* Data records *

■ ■ ■ ■ ■

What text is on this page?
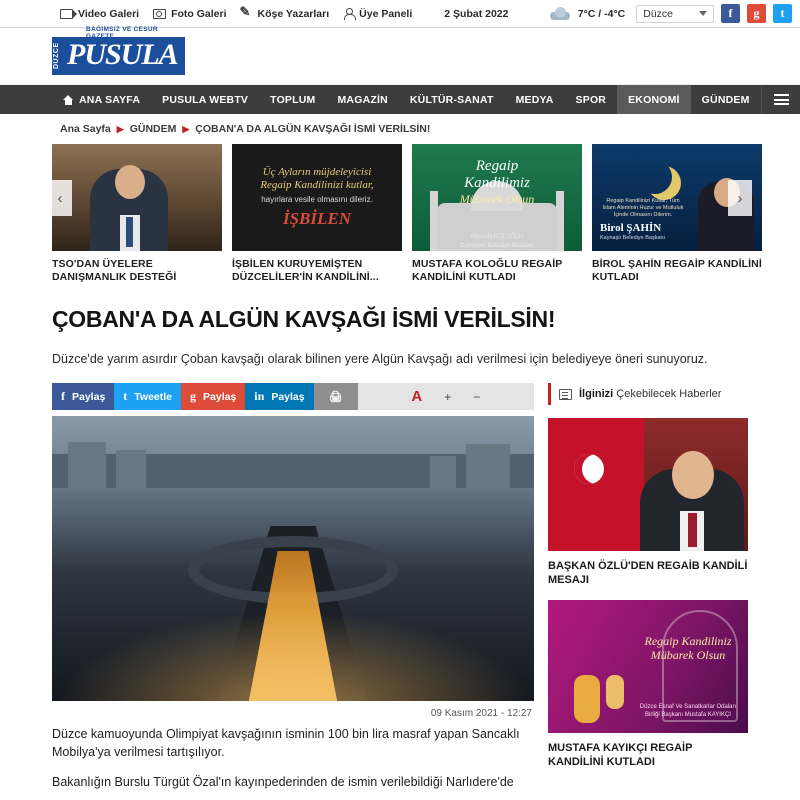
Video Galeri	Foto Galeri ✎	Köşe Yazarları	Üye Paneli	2 Şubat 2022	7°C / -4°C Düzce	f	g	t
BAĞIMSIZ VE CESUR GAZETE
DÜZCE PUSULA
ANA SAYFA	PUSULA WEBTV	TOPLUM	MAGAZİN	KÜLTÜR-SANAT	MEDYA	SPOR	EKONOMİ	GÜNDEM
Ana Sayfa ▶ GÜNDEM ▶ ÇOBAN'A DA ALGÜN KAVŞAĞI İSMİ VERİLSİN!
‹
TSO'DAN ÜYELERE DANIŞMANLIK DESTEĞİ
Üç Ayların müjdeleyicisi
Regaip Kandilinizi kutlar,
hayırlara vesile olmasını dileriz.
İŞBİLEN
İŞBİLEN KURUYEMİŞTEN DÜZCELİLER'İN KANDİLİNİ...
Regaip
Kandilimiz
Mübarek Olsun
Mustafa KOLOĞLU
Cumayeri Belediye Başkanı
MUSTAFA KOLOĞLU REGAİP KANDİLİNİ KUTLADI
Regaip Kandilinizi Kutlar, Tüm İslam Aleminin Huzur ve Mutluluk İçinde Olmasını Dilerim.
Birol ŞAHİN
Kaynaşlı Belediye Başkanı
BİROL ŞAHİN REGAİP KANDİLİNİ KUTLADI
›
ÇOBAN'A DA ALGÜN KAVŞAĞI İSMİ VERİLSİN!
Düzce'de yarım asırdır Çoban kavşağı olarak bilinen yere Algün Kavşağı adı verilmesi için belediyeye öneri sunuyoruz.
f Paylaş t Tweetle g Paylaş in Paylaş 🖨	A + −
09 Kasım 2021 - 12:27

Düzce kamuoyunda Olimpiyat kavşağının isminin 100 bin lira masraf yapan Sancaklı Mobilya'ya verilmesi tartışılıyor.

Bakanlığın Burslu Türgüt Özal'ın kayınpederinden de ismin verilebildiği Narlıdere'de

İlginizi Çekebilecek Haberler
BAŞKAN ÖZLÜ'DEN REGAİB KANDİLİ MESAJI
Regaip Kandiliniz
Mübarek Olsun
Düzce Esnaf Ve Sanatkarlar Odaları Birliği Başkanı Mustafa KAYIKÇI
MUSTAFA KAYIKÇI REGAİP KANDİLİNİ KUTLADI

■ ■ ■ ■ ■

* WRITTEN REQUEST *
The records above need to be restated word for word, with the pictures left out.

* EXERCISE RESPONSE *
What text is on this page?
Video Galeri	Foto Galeri ✎	Köşe Yazarları	Üye Paneli	2 Şubat 2022	7°C / -4°C Düzce	f	g	t
BAĞIMSIZ VE CESUR GAZETE
DÜZCE PUSULA
ANA SAYFA	PUSULA WEBTV	TOPLUM	MAGAZİN	KÜLTÜR-SANAT	MEDYA	SPOR	EKONOMİ	GÜNDEM
Ana Sayfa ▶ GÜNDEM ▶ ÇOBAN'A DA ALGÜN KAVŞAĞI İSMİ VERİLSİN!
‹
TSO'DAN ÜYELERE DANIŞMANLIK DESTEĞİ
Üç Ayların müjdeleyicisi
Regaip Kandilinizi kutlar,
hayırlara vesile olmasını dileriz.
İŞBİLEN
İŞBİLEN KURUYEMİŞTEN DÜZCELİLER'İN KANDİLİNİ...
Regaip
Kandilimiz
Mübarek Olsun
Mustafa KOLOĞLU
Cumayeri Belediye Başkanı
MUSTAFA KOLOĞLU REGAİP KANDİLİNİ KUTLADI
Regaip Kandilinizi Kutlar, Tüm İslam Aleminin Huzur ve Mutluluk İçinde Olmasını Dilerim.
Birol ŞAHİN
Kaynaşlı Belediye Başkanı
BİROL ŞAHİN REGAİP KANDİLİNİ KUTLADI
›
ÇOBAN'A DA ALGÜN KAVŞAĞI İSMİ VERİLSİN!
Düzce'de yarım asırdır Çoban kavşağı olarak bilinen yere Algün Kavşağı adı verilmesi için belediyeye öneri sunuyoruz.
f Paylaş t Tweetle g Paylaş in Paylaş 🖨	A + −
09 Kasım 2021 - 12:27

Düzce kamuoyunda Olimpiyat kavşağının isminin 100 bin lira masraf yapan Sancaklı Mobilya'ya verilmesi tartışılıyor.

Bakanlığın Burslu Türgüt Özal'ın kayınpederinden de ismin verilebildiği Narlıdere'de

İlginizi Çekebilecek Haberler
BAŞKAN ÖZLÜ'DEN REGAİB KANDİLİ MESAJI
Regaip Kandiliniz
Mübarek Olsun
Düzce Esnaf Ve Sanatkarlar Odaları Birliği Başkanı Mustafa KAYIKÇI
MUSTAFA KAYIKÇI REGAİP KANDİLİNİ KUTLADI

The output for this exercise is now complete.